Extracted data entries

════════════════

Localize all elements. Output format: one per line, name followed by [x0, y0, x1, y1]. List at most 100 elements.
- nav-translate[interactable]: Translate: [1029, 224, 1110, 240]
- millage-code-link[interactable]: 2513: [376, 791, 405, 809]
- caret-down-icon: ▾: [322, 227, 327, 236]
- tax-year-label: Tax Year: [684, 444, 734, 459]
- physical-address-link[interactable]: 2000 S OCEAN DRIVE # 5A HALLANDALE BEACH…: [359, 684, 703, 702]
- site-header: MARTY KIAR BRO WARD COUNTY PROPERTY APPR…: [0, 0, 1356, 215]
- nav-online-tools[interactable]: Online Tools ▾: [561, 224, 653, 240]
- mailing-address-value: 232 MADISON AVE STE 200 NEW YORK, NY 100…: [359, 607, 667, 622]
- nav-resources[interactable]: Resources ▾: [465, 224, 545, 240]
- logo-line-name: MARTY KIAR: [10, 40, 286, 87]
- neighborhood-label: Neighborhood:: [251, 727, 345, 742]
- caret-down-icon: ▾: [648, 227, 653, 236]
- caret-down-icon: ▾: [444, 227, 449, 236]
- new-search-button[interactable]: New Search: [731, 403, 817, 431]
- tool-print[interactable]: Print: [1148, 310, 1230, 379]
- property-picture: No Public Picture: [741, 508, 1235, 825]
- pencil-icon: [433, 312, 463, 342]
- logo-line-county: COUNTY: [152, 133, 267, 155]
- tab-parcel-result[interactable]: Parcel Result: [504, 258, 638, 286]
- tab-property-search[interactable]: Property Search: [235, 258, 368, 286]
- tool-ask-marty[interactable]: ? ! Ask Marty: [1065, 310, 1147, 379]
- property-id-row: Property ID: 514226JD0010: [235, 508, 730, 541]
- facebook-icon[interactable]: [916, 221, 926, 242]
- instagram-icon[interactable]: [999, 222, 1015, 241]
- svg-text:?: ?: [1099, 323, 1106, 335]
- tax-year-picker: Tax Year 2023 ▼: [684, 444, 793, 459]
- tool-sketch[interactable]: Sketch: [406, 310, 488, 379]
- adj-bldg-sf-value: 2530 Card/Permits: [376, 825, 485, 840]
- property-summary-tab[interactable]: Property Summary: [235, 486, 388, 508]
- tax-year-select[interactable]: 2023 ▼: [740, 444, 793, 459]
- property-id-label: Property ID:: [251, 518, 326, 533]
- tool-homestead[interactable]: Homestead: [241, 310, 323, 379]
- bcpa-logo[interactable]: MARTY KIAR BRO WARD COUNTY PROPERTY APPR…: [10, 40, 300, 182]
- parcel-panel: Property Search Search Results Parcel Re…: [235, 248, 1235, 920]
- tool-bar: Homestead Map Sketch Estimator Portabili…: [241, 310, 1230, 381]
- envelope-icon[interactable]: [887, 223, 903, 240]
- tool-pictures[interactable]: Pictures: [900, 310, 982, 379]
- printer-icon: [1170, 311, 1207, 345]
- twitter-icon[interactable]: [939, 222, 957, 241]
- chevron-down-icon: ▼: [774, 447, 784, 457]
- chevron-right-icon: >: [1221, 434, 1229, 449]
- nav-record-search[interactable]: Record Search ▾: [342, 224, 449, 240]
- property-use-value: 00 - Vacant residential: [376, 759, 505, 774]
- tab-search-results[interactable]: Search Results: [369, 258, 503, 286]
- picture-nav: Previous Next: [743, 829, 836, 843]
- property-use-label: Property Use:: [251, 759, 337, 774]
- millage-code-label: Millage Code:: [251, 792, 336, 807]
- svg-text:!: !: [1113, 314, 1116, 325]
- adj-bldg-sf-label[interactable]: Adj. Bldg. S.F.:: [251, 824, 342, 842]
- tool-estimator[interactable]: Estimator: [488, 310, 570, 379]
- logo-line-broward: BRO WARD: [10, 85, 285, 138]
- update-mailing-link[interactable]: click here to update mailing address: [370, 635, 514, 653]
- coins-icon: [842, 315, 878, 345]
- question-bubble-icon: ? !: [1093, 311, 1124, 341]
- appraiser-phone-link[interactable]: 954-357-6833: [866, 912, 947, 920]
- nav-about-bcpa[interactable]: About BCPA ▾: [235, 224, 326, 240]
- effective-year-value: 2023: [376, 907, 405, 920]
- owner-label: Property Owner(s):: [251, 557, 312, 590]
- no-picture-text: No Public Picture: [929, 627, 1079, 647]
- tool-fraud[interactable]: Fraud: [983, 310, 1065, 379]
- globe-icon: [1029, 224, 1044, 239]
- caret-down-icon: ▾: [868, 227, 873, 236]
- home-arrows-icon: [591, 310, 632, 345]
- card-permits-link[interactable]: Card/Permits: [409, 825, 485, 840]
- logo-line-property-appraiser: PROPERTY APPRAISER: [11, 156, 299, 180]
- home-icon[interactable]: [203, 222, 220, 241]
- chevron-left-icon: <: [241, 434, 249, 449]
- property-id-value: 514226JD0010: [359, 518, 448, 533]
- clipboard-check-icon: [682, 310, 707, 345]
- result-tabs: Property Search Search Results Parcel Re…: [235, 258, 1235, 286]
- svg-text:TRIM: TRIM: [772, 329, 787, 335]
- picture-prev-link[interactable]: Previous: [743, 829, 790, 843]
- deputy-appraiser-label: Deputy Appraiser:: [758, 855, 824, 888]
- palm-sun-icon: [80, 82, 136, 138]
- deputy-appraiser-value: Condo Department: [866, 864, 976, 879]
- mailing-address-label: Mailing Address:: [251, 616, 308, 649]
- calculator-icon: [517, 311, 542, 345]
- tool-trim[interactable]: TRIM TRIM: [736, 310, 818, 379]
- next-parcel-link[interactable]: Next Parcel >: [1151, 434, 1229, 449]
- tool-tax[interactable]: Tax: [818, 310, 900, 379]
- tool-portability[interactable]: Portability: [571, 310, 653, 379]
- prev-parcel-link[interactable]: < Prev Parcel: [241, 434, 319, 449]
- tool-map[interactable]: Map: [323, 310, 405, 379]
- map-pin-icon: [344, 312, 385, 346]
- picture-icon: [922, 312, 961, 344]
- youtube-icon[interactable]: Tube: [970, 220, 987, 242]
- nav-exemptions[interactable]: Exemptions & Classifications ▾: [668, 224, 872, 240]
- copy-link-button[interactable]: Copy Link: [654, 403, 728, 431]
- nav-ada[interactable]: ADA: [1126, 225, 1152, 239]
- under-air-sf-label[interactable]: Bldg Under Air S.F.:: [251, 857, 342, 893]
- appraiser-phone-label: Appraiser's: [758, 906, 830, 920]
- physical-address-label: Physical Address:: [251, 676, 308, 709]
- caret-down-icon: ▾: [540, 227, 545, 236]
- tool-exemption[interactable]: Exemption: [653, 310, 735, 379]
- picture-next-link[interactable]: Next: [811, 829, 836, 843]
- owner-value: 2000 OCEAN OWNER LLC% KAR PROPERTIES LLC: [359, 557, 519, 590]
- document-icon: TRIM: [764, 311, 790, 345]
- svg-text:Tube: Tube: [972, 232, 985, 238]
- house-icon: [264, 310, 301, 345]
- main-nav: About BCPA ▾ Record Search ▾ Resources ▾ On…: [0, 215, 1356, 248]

════════════════

### Instruction
Can you output every line of the listing above, unchanged and character for character?

### The solution
Localize all elements. Output format: one per line, name followed by [x0, y0, x1, y1]. List at most 100 elements.
- nav-translate[interactable]: Translate: [1029, 224, 1110, 240]
- millage-code-link[interactable]: 2513: [376, 791, 405, 809]
- caret-down-icon: ▾: [322, 227, 327, 236]
- tax-year-label: Tax Year: [684, 444, 734, 459]
- physical-address-link[interactable]: 2000 S OCEAN DRIVE # 5A HALLANDALE BEACH…: [359, 684, 703, 702]
- site-header: MARTY KIAR BRO WARD COUNTY PROPERTY APPR…: [0, 0, 1356, 215]
- nav-online-tools[interactable]: Online Tools ▾: [561, 224, 653, 240]
- mailing-address-value: 232 MADISON AVE STE 200 NEW YORK, NY 100…: [359, 607, 667, 622]
- nav-resources[interactable]: Resources ▾: [465, 224, 545, 240]
- logo-line-name: MARTY KIAR: [10, 40, 286, 87]
- neighborhood-label: Neighborhood:: [251, 727, 345, 742]
- caret-down-icon: ▾: [648, 227, 653, 236]
- caret-down-icon: ▾: [444, 227, 449, 236]
- new-search-button[interactable]: New Search: [731, 403, 817, 431]
- tool-print[interactable]: Print: [1148, 310, 1230, 379]
- property-picture: No Public Picture: [741, 508, 1235, 825]
- pencil-icon: [433, 312, 463, 342]
- logo-line-county: COUNTY: [152, 133, 267, 155]
- tab-parcel-result[interactable]: Parcel Result: [504, 258, 638, 286]
- tab-property-search[interactable]: Property Search: [235, 258, 368, 286]
- tool-ask-marty[interactable]: ? ! Ask Marty: [1065, 310, 1147, 379]
- property-id-row: Property ID: 514226JD0010: [235, 508, 730, 541]
- facebook-icon[interactable]: [916, 221, 926, 242]
- instagram-icon[interactable]: [999, 222, 1015, 241]
- svg-text:?: ?: [1099, 323, 1106, 335]
- tax-year-picker: Tax Year 2023 ▼: [684, 444, 793, 459]
- tool-sketch[interactable]: Sketch: [406, 310, 488, 379]
- adj-bldg-sf-value: 2530 Card/Permits: [376, 825, 485, 840]
- property-summary-tab[interactable]: Property Summary: [235, 486, 388, 508]
- tax-year-select[interactable]: 2023 ▼: [740, 444, 793, 459]
- property-id-label: Property ID:: [251, 518, 326, 533]
- tool-homestead[interactable]: Homestead: [241, 310, 323, 379]
- bcpa-logo[interactable]: MARTY KIAR BRO WARD COUNTY PROPERTY APPR…: [10, 40, 300, 182]
- parcel-panel: Property Search Search Results Parcel Re…: [235, 248, 1235, 920]
- tool-bar: Homestead Map Sketch Estimator Portabili…: [241, 310, 1230, 381]
- envelope-icon[interactable]: [887, 223, 903, 240]
- tool-pictures[interactable]: Pictures: [900, 310, 982, 379]
- printer-icon: [1170, 311, 1207, 345]
- twitter-icon[interactable]: [939, 222, 957, 241]
- chevron-down-icon: ▼: [774, 447, 784, 457]
- chevron-right-icon: >: [1221, 434, 1229, 449]
- nav-record-search[interactable]: Record Search ▾: [342, 224, 449, 240]
- property-use-value: 00 - Vacant residential: [376, 759, 505, 774]
- tab-search-results[interactable]: Search Results: [369, 258, 503, 286]
- picture-nav: Previous Next: [743, 829, 836, 843]
- property-use-label: Property Use:: [251, 759, 337, 774]
- millage-code-label: Millage Code:: [251, 792, 336, 807]
- svg-text:!: !: [1113, 314, 1116, 325]
- adj-bldg-sf-label[interactable]: Adj. Bldg. S.F.:: [251, 824, 342, 842]
- tool-estimator[interactable]: Estimator: [488, 310, 570, 379]
- logo-line-broward: BRO WARD: [10, 85, 285, 138]
- update-mailing-link[interactable]: click here to update mailing address: [370, 635, 514, 653]
- coins-icon: [842, 315, 878, 345]
- question-bubble-icon: ? !: [1093, 311, 1124, 341]
- appraiser-phone-link[interactable]: 954-357-6833: [866, 912, 947, 920]
- nav-about-bcpa[interactable]: About BCPA ▾: [235, 224, 326, 240]
- effective-year-value: 2023: [376, 907, 405, 920]
- owner-label: Property Owner(s):: [251, 557, 312, 590]
- no-picture-text: No Public Picture: [929, 627, 1079, 647]
- tool-fraud[interactable]: Fraud: [983, 310, 1065, 379]
- globe-icon: [1029, 224, 1044, 239]
- caret-down-icon: ▾: [868, 227, 873, 236]
- home-arrows-icon: [591, 310, 632, 345]
- card-permits-link[interactable]: Card/Permits: [409, 825, 485, 840]
- logo-line-property-appraiser: PROPERTY APPRAISER: [11, 156, 299, 180]
- home-icon[interactable]: [203, 222, 220, 241]
- chevron-left-icon: <: [241, 434, 249, 449]
- property-id-value: 514226JD0010: [359, 518, 448, 533]
- clipboard-check-icon: [682, 310, 707, 345]
- result-tabs: Property Search Search Results Parcel Re…: [235, 258, 1235, 286]
- svg-text:TRIM: TRIM: [772, 329, 787, 335]
- picture-prev-link[interactable]: Previous: [743, 829, 790, 843]
- deputy-appraiser-label: Deputy Appraiser:: [758, 855, 824, 888]
- palm-sun-icon: [80, 82, 136, 138]
- deputy-appraiser-value: Condo Department: [866, 864, 976, 879]
- mailing-address-label: Mailing Address:: [251, 616, 308, 649]
- calculator-icon: [517, 311, 542, 345]
- tool-trim[interactable]: TRIM TRIM: [736, 310, 818, 379]
- next-parcel-link[interactable]: Next Parcel >: [1151, 434, 1229, 449]
- tool-tax[interactable]: Tax: [818, 310, 900, 379]
- tool-portability[interactable]: Portability: [571, 310, 653, 379]
- prev-parcel-link[interactable]: < Prev Parcel: [241, 434, 319, 449]
- tool-map[interactable]: Map: [323, 310, 405, 379]
- map-pin-icon: [344, 312, 385, 346]
- picture-icon: [922, 312, 961, 344]
- youtube-icon[interactable]: Tube: [970, 220, 987, 242]
- nav-exemptions[interactable]: Exemptions & Classifications ▾: [668, 224, 872, 240]
- copy-link-button[interactable]: Copy Link: [654, 403, 728, 431]
- nav-ada[interactable]: ADA: [1126, 225, 1152, 239]
- under-air-sf-label[interactable]: Bldg Under Air S.F.:: [251, 857, 342, 893]
- appraiser-phone-label: Appraiser's: [758, 906, 830, 920]
- physical-address-label: Physical Address:: [251, 676, 308, 709]
- caret-down-icon: ▾: [540, 227, 545, 236]
- tool-exemption[interactable]: Exemption: [653, 310, 735, 379]
- picture-next-link[interactable]: Next: [811, 829, 836, 843]
- owner-value: 2000 OCEAN OWNER LLC% KAR PROPERTIES LLC: [359, 557, 519, 590]
- document-icon: TRIM: [764, 311, 790, 345]
- svg-text:Tube: Tube: [972, 232, 985, 238]
- house-icon: [264, 310, 301, 345]
- main-nav: About BCPA ▾ Record Search ▾ Resources ▾ On…: [0, 215, 1356, 248]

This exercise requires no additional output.